• GIVEN PROBLEM: Pictures do not belong in the copy; transcribe everything else in the records exactly.

[Stored records]
——————————

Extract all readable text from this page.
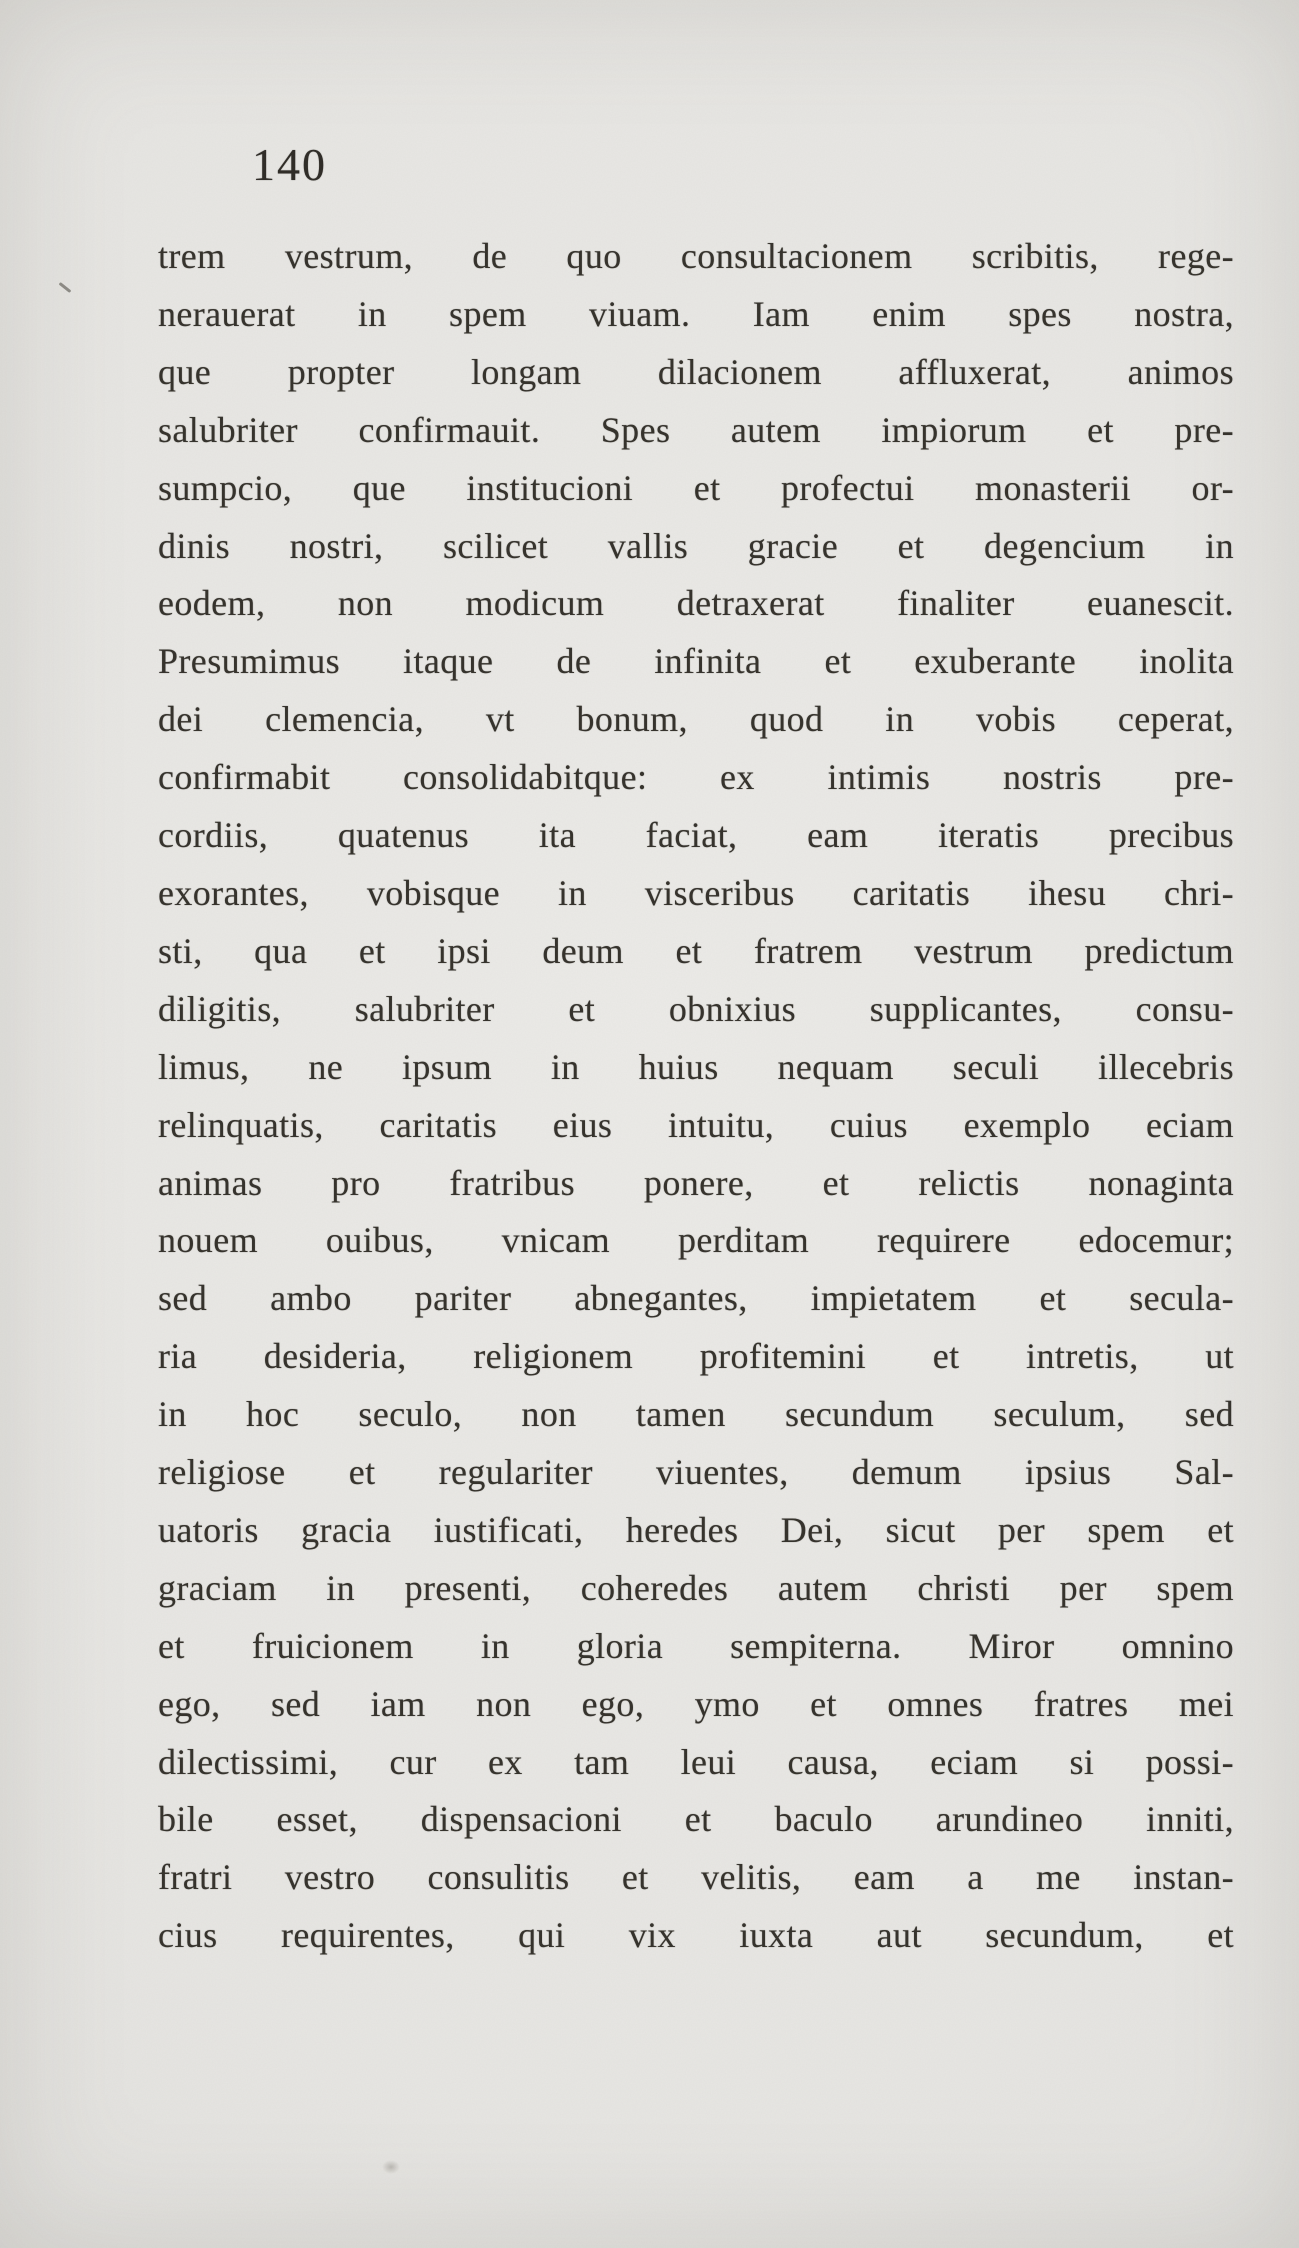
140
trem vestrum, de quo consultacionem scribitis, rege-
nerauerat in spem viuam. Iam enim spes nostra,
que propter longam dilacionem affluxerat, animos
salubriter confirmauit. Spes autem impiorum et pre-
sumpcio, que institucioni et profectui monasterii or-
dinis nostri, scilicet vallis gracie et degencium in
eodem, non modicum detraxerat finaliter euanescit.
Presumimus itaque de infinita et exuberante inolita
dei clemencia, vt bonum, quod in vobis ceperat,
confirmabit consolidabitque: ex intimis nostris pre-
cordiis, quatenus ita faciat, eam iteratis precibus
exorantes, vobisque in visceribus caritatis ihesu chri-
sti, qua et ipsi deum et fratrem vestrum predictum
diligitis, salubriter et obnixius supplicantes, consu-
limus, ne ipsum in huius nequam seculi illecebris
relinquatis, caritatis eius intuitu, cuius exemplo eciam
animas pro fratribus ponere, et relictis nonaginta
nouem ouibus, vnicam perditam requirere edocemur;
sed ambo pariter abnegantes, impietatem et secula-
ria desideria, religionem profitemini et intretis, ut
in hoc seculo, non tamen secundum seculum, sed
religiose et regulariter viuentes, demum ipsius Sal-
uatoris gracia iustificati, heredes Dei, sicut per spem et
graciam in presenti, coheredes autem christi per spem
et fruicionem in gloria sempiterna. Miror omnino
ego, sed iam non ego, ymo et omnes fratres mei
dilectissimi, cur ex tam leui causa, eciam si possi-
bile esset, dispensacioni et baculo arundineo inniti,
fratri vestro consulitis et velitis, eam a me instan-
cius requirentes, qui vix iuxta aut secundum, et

——————————

• CORRECT ANSWER:
Extract all readable text from this page.
140
trem vestrum, de quo consultacionem scribitis, rege-
nerauerat in spem viuam. Iam enim spes nostra,
que propter longam dilacionem affluxerat, animos
salubriter confirmauit. Spes autem impiorum et pre-
sumpcio, que institucioni et profectui monasterii or-
dinis nostri, scilicet vallis gracie et degencium in
eodem, non modicum detraxerat finaliter euanescit.
Presumimus itaque de infinita et exuberante inolita
dei clemencia, vt bonum, quod in vobis ceperat,
confirmabit consolidabitque: ex intimis nostris pre-
cordiis, quatenus ita faciat, eam iteratis precibus
exorantes, vobisque in visceribus caritatis ihesu chri-
sti, qua et ipsi deum et fratrem vestrum predictum
diligitis, salubriter et obnixius supplicantes, consu-
limus, ne ipsum in huius nequam seculi illecebris
relinquatis, caritatis eius intuitu, cuius exemplo eciam
animas pro fratribus ponere, et relictis nonaginta
nouem ouibus, vnicam perditam requirere edocemur;
sed ambo pariter abnegantes, impietatem et secula-
ria desideria, religionem profitemini et intretis, ut
in hoc seculo, non tamen secundum seculum, sed
religiose et regulariter viuentes, demum ipsius Sal-
uatoris gracia iustificati, heredes Dei, sicut per spem et
graciam in presenti, coheredes autem christi per spem
et fruicionem in gloria sempiterna. Miror omnino
ego, sed iam non ego, ymo et omnes fratres mei
dilectissimi, cur ex tam leui causa, eciam si possi-
bile esset, dispensacioni et baculo arundineo inniti,
fratri vestro consulitis et velitis, eam a me instan-
cius requirentes, qui vix iuxta aut secundum, et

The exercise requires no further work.